### [YOUR TASK]
In full and without deviation, write out the entries that follow.

--- start ---

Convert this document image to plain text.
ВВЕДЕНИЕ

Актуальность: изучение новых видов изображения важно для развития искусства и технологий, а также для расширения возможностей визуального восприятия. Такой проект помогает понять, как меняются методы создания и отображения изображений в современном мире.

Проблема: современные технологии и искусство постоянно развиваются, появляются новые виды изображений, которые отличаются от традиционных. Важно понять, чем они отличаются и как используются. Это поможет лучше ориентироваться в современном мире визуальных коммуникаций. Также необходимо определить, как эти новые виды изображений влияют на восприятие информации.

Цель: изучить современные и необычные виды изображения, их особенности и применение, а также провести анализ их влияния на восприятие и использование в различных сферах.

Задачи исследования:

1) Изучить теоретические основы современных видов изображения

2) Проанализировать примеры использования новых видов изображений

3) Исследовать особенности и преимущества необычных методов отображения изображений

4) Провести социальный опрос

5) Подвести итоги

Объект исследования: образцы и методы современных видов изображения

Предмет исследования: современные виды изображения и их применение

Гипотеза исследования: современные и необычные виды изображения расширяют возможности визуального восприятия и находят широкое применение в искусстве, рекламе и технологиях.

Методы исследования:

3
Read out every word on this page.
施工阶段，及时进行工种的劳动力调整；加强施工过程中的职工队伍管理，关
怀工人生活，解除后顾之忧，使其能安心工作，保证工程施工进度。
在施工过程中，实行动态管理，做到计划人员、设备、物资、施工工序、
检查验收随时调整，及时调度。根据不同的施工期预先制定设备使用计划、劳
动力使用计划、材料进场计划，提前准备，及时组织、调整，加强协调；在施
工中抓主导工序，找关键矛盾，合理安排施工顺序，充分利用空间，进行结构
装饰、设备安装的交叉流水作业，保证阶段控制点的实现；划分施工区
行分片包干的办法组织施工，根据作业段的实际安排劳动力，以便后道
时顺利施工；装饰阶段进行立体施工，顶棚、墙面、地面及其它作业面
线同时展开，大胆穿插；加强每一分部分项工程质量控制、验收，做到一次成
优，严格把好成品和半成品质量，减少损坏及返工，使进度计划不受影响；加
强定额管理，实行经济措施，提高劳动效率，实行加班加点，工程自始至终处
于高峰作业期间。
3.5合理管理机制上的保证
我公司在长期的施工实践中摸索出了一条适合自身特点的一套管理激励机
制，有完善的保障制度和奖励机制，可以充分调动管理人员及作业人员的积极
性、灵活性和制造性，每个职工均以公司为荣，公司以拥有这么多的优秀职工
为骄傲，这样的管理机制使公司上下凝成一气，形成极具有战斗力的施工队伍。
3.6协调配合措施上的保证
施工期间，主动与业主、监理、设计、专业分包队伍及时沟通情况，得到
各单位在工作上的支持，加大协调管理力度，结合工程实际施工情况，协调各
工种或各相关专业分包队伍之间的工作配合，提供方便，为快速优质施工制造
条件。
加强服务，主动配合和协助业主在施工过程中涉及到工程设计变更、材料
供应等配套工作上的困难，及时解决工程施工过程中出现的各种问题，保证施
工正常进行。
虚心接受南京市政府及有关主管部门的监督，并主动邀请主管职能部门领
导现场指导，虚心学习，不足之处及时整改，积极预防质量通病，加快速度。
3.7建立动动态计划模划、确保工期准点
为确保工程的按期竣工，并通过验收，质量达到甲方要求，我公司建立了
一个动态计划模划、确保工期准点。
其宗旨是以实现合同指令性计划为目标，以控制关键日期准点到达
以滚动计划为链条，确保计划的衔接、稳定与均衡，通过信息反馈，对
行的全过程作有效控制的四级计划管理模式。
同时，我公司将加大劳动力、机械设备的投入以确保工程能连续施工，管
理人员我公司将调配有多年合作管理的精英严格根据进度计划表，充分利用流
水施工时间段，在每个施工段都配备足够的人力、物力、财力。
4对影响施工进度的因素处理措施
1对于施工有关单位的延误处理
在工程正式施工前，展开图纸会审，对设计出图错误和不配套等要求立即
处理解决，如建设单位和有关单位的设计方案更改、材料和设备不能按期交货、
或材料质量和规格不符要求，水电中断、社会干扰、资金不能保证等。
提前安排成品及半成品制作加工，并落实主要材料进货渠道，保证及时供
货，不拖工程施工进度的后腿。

--- end ---

### [IN RESPONSE]
Convert this document image to plain text.
ВВЕДЕНИЕ

Актуальность: изучение новых видов изображения важно для развития искусства и технологий, а также для расширения возможностей визуального восприятия. Такой проект помогает понять, как меняются методы создания и отображения изображений в современном мире.

Проблема: современные технологии и искусство постоянно развиваются, появляются новые виды изображений, которые отличаются от традиционных. Важно понять, чем они отличаются и как используются. Это поможет лучше ориентироваться в современном мире визуальных коммуникаций. Также необходимо определить, как эти новые виды изображений влияют на восприятие информации.

Цель: изучить современные и необычные виды изображения, их особенности и применение, а также провести анализ их влияния на восприятие и использование в различных сферах.

Задачи исследования:

1) Изучить теоретические основы современных видов изображения

2) Проанализировать примеры использования новых видов изображений

3) Исследовать особенности и преимущества необычных методов отображения изображений

4) Провести социальный опрос

5) Подвести итоги

Объект исследования: образцы и методы современных видов изображения

Предмет исследования: современные виды изображения и их применение

Гипотеза исследования: современные и необычные виды изображения расширяют возможности визуального восприятия и находят широкое применение в искусстве, рекламе и технологиях.

Методы исследования:

3
Read out every word on this page.
施工阶段，及时进行工种的劳动力调整；加强施工过程中的职工队伍管理，关
怀工人生活，解除后顾之忧，使其能安心工作，保证工程施工进度。
在施工过程中，实行动态管理，做到计划人员、设备、物资、施工工序、
检查验收随时调整，及时调度。根据不同的施工期预先制定设备使用计划、劳
动力使用计划、材料进场计划，提前准备，及时组织、调整，加强协调；在施
工中抓主导工序，找关键矛盾，合理安排施工顺序，充分利用空间，进行结构
装饰、设备安装的交叉流水作业，保证阶段控制点的实现；划分施工区
行分片包干的办法组织施工，根据作业段的实际安排劳动力，以便后道
时顺利施工；装饰阶段进行立体施工，顶棚、墙面、地面及其它作业面
线同时展开，大胆穿插；加强每一分部分项工程质量控制、验收，做到一次成
优，严格把好成品和半成品质量，减少损坏及返工，使进度计划不受影响；加
强定额管理，实行经济措施，提高劳动效率，实行加班加点，工程自始至终处
于高峰作业期间。
3.5合理管理机制上的保证
我公司在长期的施工实践中摸索出了一条适合自身特点的一套管理激励机
制，有完善的保障制度和奖励机制，可以充分调动管理人员及作业人员的积极
性、灵活性和制造性，每个职工均以公司为荣，公司以拥有这么多的优秀职工
为骄傲，这样的管理机制使公司上下凝成一气，形成极具有战斗力的施工队伍。
3.6协调配合措施上的保证
施工期间，主动与业主、监理、设计、专业分包队伍及时沟通情况，得到
各单位在工作上的支持，加大协调管理力度，结合工程实际施工情况，协调各
工种或各相关专业分包队伍之间的工作配合，提供方便，为快速优质施工制造
条件。
加强服务，主动配合和协助业主在施工过程中涉及到工程设计变更、材料
供应等配套工作上的困难，及时解决工程施工过程中出现的各种问题，保证施
工正常进行。
虚心接受南京市政府及有关主管部门的监督，并主动邀请主管职能部门领
导现场指导，虚心学习，不足之处及时整改，积极预防质量通病，加快速度。
3.7建立动动态计划模划、确保工期准点
为确保工程的按期竣工，并通过验收，质量达到甲方要求，我公司建立了
一个动态计划模划、确保工期准点。
其宗旨是以实现合同指令性计划为目标，以控制关键日期准点到达
以滚动计划为链条，确保计划的衔接、稳定与均衡，通过信息反馈，对
行的全过程作有效控制的四级计划管理模式。
同时，我公司将加大劳动力、机械设备的投入以确保工程能连续施工，管
理人员我公司将调配有多年合作管理的精英严格根据进度计划表，充分利用流
水施工时间段，在每个施工段都配备足够的人力、物力、财力。
4对影响施工进度的因素处理措施
1对于施工有关单位的延误处理
在工程正式施工前，展开图纸会审，对设计出图错误和不配套等要求立即
处理解决，如建设单位和有关单位的设计方案更改、材料和设备不能按期交货、
或材料质量和规格不符要求，水电中断、社会干扰、资金不能保证等。
提前安排成品及半成品制作加工，并落实主要材料进货渠道，保证及时供
货，不拖工程施工进度的后腿。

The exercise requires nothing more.